■ **Extrait de page**:

§ §

Mon verre est plein d'un vin trembleur comme une flamme

Écoutez la chanson lente d'un batelier

Qui raconte avoir vu sous la lune sept femmes

Tordre leurs cheveux verts et longs jusqu'à leurs pieds

Debout chantez plus haut en dansant une ronde

Que je n'entende plus le chant du batelier

Et mettez près de moi toutes les filles blondes

Au regard immobile aux nattes repliées

Le Rhin le Rhin est ivre où les vignes se mirent

Tout l'or des nuits tombe en tremblant s'y refléter

La voix chante toujours à en râle-mourir

Ces fées aux cheveux verts qui incantent l'été

Mon verre s'est brisé comme un éclat de rire

Guillaume Apollinaire (1880 - 1918)

Guillaume Apollinaire est l'un des principaux poètes français du début du XXe siècle, auteur notamment du Pont Mirabeau. Il pratique le calligramme (terme de son invention désignant ses poèmes écrits en forme de dessins et non de forme classique en vers et strophes). Il est le chantre de toutes les avant-gardes artistiques, notamment le cubisme, poète et théoricien de l'Esprit nouveau, et précurseur du surréalisme dont il a forgé le nom.

«Nuit rhénane » ouvre le cycle des neuf poèmes rhénans qui s’inscrivent dans le recueil Alcools, recueil duquel Apollinaire a ôté toute ponctuation. Cette place qu’il occupe n’est pas un hasard : il regroupe les thèmes majeurs de cette série de poèmes, à savoir le Rhin, la femme et le rêve.

La forme de ce poème est duelle : les vers sont des alexandrins et les rimes sont croisées (ABAB) mais ils ne forment pas tout à fait un sonnet (il manque un vers). Ainsi, l’aspect classique que ce poème pourrait laisser entrevoir de prime abord est totalement contrebalancé par l’absence de ce dernier vers.

D’autre part, le poème semble former une boucle : tandis qu’il débute par l’apparition du verre de l’auteur et qu’il dérive vers les pensées oniriques du poète, il se termine par un retour au réel et par le verre qui se brise. De même, si au premier abord le poème semble nous porter dans un monde dans lequel surnaturel et magie prédominent, ne pouvons-nous pas y voir une réflexion sur la créativité et l’inspiration poétiques ?

§ §

■ **Enregistrements fournis**:

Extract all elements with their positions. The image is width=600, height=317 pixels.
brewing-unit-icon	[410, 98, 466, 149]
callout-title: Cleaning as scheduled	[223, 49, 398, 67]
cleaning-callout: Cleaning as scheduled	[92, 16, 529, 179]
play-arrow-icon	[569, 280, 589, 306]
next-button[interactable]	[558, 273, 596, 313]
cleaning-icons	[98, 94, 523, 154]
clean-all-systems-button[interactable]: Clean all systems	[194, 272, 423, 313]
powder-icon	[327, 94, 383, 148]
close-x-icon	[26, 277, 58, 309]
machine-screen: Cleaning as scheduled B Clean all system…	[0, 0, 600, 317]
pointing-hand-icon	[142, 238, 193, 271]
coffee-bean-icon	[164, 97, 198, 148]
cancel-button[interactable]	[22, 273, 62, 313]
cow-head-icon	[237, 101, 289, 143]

§ §

■ **Consignes**:
1/ Affichez chaque ligne des enregistrements où figure la chaîne « scheduled ».
2/ Poursuivez le texte sur le poème « Nuit rhénane » à partir de l'endroit où il s'arrête.
Le texte et les enregistrements n'ont aucun lien entre eux.

■ **Réponses dans l'ordre**:
1/
callout-title: Cleaning as scheduled	[223, 49, 398, 67]
cleaning-callout: Cleaning as scheduled	[92, 16, 529, 179]
machine-screen: Cleaning as scheduled B Clean all system…	[0, 0, 600, 317]

2/
Explication de texte

Premier quatrain

Le poème s’ouvre sur la vision du poète, un verre de vin à la main, au bord du Rhin (lieu précisé dans le titre du poème). Dès ce premier vers, le ton est donné et soulève déjà des interrogations. En effet, l’allitération en [V] de la première moitié de l’alexandrin associée à l’adjectif épithète « trembleur » qualifiant le nom « vin » et la comparaison du vin avec le feu lui confèrent une atmosphère tout à fait particulière. Le verre est « plein », donc pas encore consommé par le poète. Aussi, si l’alcool n’a pas été bu, pourquoi la main du poète tremblerait-elle ? D’autre part, ce vers met en place une série de motifs centraux du recueil et du poème : l’alcool, thème évident du fait du titre du recueil, et le feu. L’alcool permet l’ivresse, l’exaltation, mais il brûle aussi, brûlure qui se met en opposition avec la désaltération que le fait de boire devrait apporter.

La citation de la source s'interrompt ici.